* _文本节选_:
○ ○ ○ ○ ○
在桌面创建DataGet文件夹,进入cmd命令行(win下)

cd Desktop # cd到桌面
cd DataGet # cd到DataGet目录
scrapy startproject beikePrice # 创建爬虫工程

image.png

继续cd 到beikePrice下,可以看到模板代码文件,我们只要在这些模板文件上增加或者修改即可。

image.png

网站源代码解析

以西安的二手房房价为例,我们的起始页网站为: xa.ke.com/xiaoqu/

image.png

行政区信息解析

现在我们要按照行政区来爬取各区的房价数据,我们发现起始页面的顶部有按照行政区来分类的标签栏,我们Fn+F12查看网页源代码:

1665273668991.png

该行政区标签的网页源代码中存取了每个行政区的url,我们可以通过解析该信息获取每个行政区房价页面的url地址。

页面页数信息解析

我们点击进入碑林区的页面,然后依次进入第2页、第3页...,其url地址为:

xa.ke.com/xiaoqu/beil…

xa.ke.com/xiaoqu/beil…

因此url地址和页面的关系我们也发现了,那还有一个问题每个行政区的房价页面有多少页呢?这个信息能否在网页源代码中找到呢。

我们继续查看网页源代码:

1665273956185.png

鼠标定位到底部页面栏,我们可以很方便的找到页面信息:

page-data="{"total_page":39,"curPage":2}"

发现当前页面信息和总页面信息都是存储在网页源代码中的。

房价信息解析

image.png

也可以很方便的定位到房价信息对应的源代码,使用xpath即可进行解析。
○ ○ ○ ○ ○
* _输入数据_:
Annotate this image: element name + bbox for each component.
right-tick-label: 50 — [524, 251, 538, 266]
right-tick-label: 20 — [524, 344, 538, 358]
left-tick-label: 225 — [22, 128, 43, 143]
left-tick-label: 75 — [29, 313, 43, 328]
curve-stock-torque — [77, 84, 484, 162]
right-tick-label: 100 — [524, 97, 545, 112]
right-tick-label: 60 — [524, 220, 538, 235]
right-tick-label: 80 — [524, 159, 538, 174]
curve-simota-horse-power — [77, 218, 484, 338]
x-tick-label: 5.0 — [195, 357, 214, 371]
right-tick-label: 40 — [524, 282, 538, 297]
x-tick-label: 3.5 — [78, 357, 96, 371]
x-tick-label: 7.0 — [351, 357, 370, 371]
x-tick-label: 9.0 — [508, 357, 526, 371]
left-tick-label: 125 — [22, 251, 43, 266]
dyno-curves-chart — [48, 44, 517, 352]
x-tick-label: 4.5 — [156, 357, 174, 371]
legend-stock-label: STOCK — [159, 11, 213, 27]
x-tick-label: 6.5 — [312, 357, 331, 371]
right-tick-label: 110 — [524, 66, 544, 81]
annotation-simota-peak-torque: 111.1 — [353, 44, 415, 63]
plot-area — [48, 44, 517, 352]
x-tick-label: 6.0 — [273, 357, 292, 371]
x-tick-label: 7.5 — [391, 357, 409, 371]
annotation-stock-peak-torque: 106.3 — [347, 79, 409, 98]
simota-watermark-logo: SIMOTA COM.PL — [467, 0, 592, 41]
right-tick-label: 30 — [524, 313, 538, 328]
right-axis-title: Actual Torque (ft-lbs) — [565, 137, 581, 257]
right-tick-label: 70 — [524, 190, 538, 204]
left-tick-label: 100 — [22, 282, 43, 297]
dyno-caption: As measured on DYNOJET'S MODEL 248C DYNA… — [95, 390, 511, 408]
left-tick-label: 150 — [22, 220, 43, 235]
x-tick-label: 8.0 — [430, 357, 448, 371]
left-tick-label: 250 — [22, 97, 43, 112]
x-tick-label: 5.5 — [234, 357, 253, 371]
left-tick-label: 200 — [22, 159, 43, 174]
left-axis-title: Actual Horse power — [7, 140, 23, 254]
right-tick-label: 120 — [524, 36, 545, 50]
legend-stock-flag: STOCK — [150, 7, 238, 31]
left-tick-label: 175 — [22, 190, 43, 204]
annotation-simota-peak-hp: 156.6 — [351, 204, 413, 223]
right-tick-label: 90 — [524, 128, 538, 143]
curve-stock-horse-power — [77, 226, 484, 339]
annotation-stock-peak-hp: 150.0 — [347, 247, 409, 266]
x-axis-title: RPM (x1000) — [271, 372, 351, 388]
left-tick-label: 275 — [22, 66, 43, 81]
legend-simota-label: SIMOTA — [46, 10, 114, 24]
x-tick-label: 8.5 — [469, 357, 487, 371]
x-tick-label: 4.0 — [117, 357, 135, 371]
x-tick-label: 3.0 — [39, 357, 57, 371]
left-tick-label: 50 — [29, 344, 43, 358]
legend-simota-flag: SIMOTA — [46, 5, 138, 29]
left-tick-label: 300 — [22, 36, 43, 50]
○ ○ ○ ○ ○
* _任务要求_: 把上面关于用Scrapy爬取二手房房价的节选里，从“在桌面创建DataGet文件夹,进入cmd命令行(win下)”到“模板文件上增加或者修改即可。”的内容一字不改地誊写下来。

* _本题答案_:
在桌面创建DataGet文件夹,进入cmd命令行(win下)

cd Desktop # cd到桌面
cd DataGet # cd到DataGet目录
scrapy startproject beikePrice # 创建爬虫工程

image.png

继续cd 到beikePrice下,可以看到模板代码文件,我们只要在这些模板文件上增加或者修改即可。